— What you will do —
Copy out all lines with the word "content" in them.

Stored dataset items:
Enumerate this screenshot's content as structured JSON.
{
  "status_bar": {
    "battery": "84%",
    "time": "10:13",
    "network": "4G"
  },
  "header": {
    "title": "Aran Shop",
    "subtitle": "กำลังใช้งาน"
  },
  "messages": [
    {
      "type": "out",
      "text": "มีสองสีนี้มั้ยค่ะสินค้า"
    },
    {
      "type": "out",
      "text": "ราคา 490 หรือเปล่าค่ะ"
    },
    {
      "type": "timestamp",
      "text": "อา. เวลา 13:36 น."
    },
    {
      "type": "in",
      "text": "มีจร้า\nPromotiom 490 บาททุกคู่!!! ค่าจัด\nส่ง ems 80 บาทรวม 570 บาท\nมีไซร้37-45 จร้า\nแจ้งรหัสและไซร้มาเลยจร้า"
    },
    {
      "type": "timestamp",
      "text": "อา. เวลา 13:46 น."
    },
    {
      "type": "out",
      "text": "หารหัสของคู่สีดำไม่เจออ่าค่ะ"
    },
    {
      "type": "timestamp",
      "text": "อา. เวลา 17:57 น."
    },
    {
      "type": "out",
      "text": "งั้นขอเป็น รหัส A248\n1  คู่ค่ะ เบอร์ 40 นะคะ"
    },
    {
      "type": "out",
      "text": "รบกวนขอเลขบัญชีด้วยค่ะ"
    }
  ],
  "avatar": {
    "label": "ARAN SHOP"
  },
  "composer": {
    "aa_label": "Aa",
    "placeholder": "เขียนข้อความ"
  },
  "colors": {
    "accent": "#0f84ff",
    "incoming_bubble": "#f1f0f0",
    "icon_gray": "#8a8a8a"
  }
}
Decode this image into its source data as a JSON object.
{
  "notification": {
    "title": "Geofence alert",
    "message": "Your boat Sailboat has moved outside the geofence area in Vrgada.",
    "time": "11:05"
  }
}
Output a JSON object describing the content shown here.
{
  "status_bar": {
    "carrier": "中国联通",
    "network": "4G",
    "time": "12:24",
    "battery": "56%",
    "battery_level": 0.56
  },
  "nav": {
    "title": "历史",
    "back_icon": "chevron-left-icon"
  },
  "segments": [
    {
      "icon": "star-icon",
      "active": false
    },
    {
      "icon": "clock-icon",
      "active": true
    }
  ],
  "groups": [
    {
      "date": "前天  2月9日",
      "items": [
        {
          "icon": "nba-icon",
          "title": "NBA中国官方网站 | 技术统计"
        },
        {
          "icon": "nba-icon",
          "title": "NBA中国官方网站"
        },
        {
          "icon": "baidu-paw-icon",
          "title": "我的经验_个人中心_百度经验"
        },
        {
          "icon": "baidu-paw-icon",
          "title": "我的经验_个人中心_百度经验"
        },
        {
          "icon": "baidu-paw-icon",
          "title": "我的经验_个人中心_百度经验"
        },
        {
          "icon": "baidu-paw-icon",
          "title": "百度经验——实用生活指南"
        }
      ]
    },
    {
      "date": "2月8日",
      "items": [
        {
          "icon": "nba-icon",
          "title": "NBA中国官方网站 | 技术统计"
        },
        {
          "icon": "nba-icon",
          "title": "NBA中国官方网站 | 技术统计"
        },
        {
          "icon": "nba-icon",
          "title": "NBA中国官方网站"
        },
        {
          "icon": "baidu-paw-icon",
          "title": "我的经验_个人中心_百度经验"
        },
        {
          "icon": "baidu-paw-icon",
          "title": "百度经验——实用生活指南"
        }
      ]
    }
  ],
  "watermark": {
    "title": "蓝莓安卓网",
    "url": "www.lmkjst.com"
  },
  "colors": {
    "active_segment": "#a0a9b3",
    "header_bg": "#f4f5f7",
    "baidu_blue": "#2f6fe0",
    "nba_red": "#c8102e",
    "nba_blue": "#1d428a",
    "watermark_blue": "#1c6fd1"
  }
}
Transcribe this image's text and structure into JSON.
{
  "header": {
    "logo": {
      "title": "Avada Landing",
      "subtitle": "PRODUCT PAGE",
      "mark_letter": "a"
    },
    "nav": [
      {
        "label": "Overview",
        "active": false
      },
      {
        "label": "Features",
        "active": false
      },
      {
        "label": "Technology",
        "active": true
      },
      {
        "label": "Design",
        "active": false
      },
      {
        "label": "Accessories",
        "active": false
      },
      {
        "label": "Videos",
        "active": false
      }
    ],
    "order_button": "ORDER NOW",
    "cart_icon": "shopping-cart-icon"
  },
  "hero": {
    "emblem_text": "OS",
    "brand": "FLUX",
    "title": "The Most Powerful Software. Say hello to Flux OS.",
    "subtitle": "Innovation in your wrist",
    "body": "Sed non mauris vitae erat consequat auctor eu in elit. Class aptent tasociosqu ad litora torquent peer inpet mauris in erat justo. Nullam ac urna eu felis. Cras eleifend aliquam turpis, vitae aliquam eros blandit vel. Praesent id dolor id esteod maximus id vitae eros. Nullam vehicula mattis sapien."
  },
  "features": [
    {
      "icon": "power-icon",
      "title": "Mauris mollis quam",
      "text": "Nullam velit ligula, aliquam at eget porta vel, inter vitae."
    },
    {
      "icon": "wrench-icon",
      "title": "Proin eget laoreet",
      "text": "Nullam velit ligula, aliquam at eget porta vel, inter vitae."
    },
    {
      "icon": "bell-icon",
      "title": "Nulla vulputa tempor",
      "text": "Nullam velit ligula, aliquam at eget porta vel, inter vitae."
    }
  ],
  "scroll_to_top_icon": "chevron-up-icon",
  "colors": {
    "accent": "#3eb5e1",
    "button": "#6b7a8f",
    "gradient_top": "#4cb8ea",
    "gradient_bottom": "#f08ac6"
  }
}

— Exercise output —
Enumerate this screenshot's content as structured JSON.
Output a JSON object describing the content shown here.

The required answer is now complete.